--- start ---
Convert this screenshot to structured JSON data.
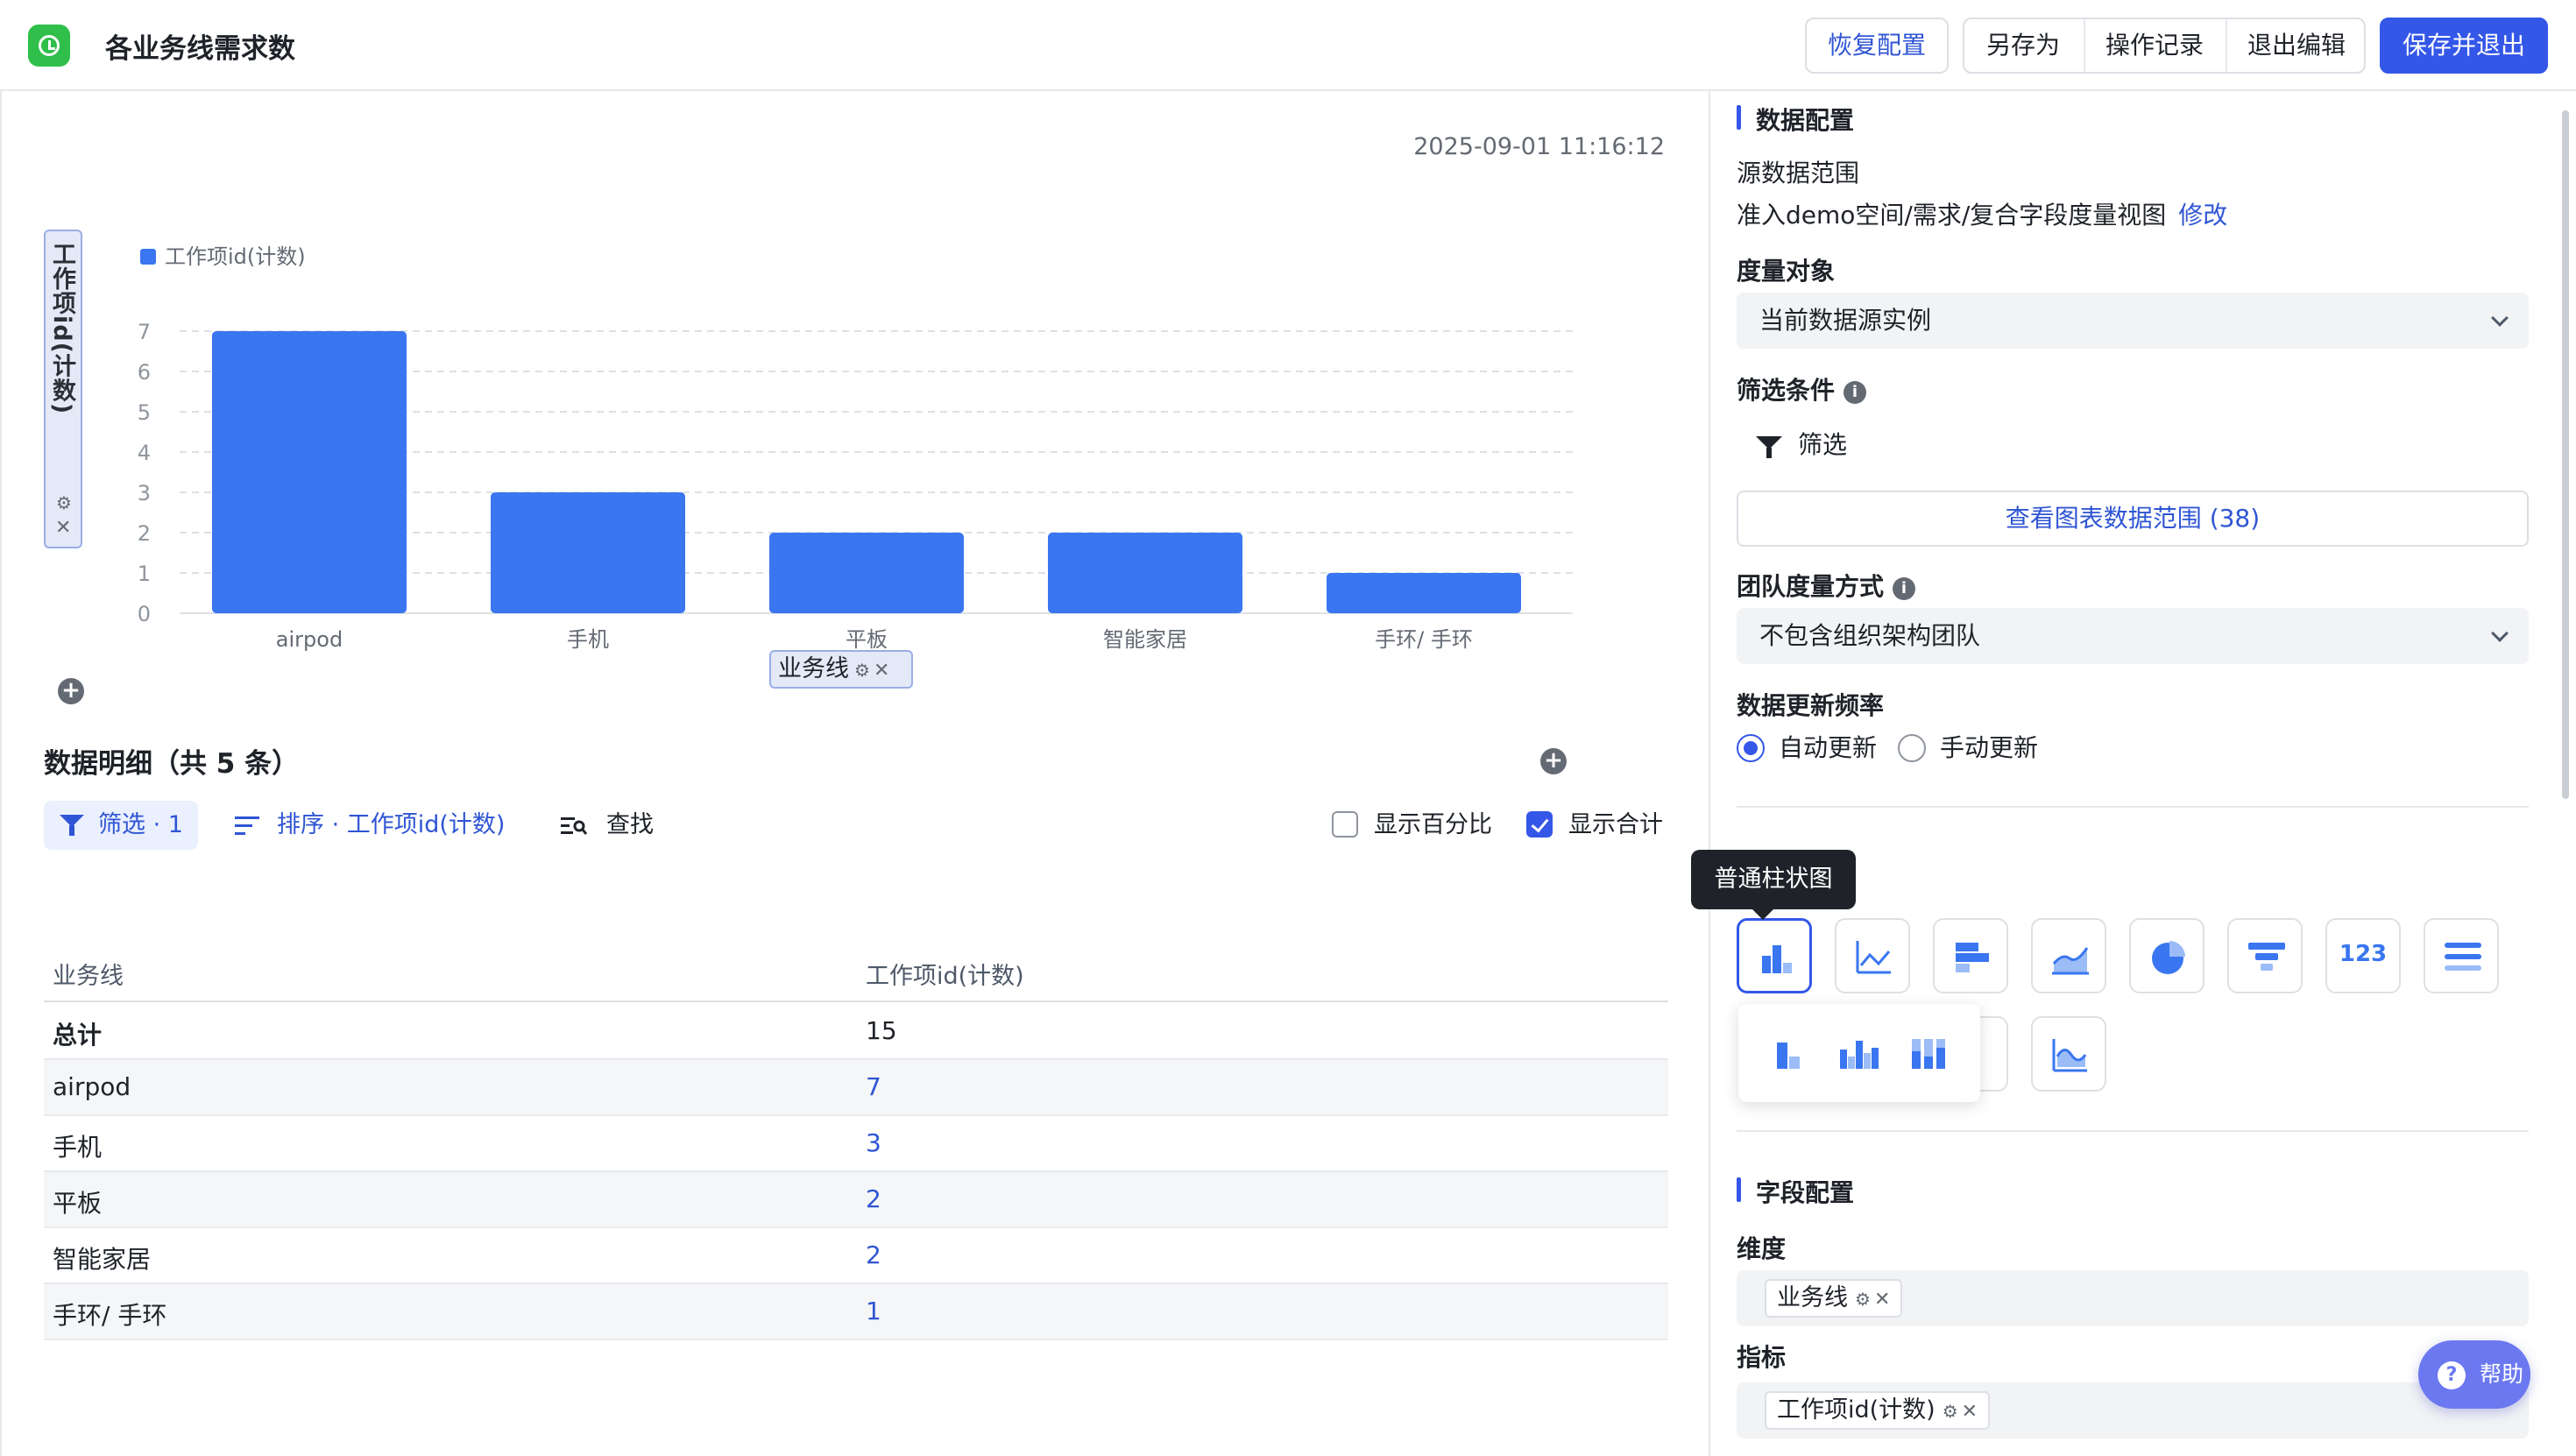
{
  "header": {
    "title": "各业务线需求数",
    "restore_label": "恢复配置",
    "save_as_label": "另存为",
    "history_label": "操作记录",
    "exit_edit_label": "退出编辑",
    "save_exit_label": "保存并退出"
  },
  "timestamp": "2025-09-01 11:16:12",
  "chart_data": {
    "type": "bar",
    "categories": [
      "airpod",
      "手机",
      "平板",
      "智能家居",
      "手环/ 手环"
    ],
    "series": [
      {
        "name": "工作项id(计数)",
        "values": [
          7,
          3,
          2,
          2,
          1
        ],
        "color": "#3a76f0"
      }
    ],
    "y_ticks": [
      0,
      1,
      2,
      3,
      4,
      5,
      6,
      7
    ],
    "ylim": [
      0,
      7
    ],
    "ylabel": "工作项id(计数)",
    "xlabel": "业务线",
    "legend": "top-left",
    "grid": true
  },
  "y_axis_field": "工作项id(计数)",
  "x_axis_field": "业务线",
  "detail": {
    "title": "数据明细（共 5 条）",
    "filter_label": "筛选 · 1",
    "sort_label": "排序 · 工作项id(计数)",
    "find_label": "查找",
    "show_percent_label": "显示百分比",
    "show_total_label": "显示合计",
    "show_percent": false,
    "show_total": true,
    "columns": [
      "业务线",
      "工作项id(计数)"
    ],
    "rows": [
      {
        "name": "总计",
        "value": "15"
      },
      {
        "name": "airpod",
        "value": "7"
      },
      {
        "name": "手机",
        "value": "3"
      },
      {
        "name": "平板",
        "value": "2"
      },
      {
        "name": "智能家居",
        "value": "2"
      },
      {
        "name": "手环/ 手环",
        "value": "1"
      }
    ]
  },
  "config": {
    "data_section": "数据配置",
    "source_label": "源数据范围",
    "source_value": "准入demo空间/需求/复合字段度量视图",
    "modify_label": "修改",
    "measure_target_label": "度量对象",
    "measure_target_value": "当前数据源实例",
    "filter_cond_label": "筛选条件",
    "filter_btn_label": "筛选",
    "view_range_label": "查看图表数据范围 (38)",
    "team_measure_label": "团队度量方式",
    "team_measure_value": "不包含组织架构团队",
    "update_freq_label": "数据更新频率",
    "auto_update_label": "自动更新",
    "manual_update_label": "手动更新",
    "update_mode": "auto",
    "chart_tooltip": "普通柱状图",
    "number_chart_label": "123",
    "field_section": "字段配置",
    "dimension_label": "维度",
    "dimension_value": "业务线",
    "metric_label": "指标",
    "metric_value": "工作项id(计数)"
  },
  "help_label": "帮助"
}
--- end ---
--- start ---
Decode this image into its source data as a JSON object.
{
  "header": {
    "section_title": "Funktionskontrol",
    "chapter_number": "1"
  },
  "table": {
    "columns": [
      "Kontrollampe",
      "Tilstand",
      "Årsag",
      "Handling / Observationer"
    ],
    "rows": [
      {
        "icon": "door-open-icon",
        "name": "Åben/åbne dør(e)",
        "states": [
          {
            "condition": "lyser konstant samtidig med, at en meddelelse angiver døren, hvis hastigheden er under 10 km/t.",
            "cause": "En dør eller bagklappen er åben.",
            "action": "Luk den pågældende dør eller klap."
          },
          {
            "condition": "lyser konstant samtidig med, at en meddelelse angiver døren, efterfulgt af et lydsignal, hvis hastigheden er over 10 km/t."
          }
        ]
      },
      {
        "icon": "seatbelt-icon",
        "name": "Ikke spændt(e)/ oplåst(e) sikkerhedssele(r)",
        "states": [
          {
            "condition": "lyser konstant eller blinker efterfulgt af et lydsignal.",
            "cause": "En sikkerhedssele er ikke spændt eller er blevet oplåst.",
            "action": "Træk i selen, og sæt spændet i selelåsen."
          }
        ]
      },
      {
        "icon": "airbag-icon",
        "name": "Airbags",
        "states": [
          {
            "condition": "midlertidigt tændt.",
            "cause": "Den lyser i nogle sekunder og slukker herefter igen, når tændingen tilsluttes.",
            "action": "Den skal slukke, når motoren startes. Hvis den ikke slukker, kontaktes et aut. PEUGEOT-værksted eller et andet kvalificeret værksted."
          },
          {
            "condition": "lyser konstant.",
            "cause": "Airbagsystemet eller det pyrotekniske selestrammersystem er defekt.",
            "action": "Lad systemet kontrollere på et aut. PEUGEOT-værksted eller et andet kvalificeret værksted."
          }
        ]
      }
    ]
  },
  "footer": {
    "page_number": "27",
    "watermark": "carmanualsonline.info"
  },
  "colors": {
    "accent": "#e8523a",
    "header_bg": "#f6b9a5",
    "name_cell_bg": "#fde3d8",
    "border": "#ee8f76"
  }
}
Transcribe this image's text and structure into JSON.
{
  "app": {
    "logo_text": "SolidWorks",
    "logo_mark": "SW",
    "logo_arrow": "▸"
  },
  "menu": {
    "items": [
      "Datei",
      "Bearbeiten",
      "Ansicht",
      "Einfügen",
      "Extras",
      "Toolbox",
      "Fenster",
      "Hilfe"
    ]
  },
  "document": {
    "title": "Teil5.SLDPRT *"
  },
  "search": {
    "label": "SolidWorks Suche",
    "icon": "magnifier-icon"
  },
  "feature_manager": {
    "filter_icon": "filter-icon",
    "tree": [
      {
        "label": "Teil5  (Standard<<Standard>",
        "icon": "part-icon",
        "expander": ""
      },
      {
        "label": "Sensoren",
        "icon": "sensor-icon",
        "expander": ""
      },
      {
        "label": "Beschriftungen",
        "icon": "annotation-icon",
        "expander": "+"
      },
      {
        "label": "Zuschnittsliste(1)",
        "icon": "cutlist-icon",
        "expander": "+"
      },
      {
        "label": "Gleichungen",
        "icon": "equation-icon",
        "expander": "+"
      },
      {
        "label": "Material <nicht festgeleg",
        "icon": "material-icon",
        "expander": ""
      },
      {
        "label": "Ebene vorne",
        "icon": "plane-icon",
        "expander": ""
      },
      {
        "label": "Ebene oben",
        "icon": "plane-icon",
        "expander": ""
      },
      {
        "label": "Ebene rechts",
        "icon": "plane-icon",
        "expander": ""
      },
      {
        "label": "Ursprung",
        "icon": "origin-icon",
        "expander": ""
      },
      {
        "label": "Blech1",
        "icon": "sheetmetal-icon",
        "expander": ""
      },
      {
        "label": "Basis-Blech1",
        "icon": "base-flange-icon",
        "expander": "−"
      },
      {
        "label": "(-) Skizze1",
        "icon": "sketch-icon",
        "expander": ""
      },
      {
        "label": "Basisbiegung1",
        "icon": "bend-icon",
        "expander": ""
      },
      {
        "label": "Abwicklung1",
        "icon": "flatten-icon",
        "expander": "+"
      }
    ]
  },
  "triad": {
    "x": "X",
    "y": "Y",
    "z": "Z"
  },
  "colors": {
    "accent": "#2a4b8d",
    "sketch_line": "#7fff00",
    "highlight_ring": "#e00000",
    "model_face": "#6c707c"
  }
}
--- end ---
PROBLEM
Identify every line above with the string "oplåst" in it. Copy those lines.

EXERCISE RESPONSE
        "name": "Ikke spændt(e)/ oplåst(e) sikkerhedssele(r)",
            "cause": "En sikkerhedssele er ikke spændt eller er blevet oplåst.",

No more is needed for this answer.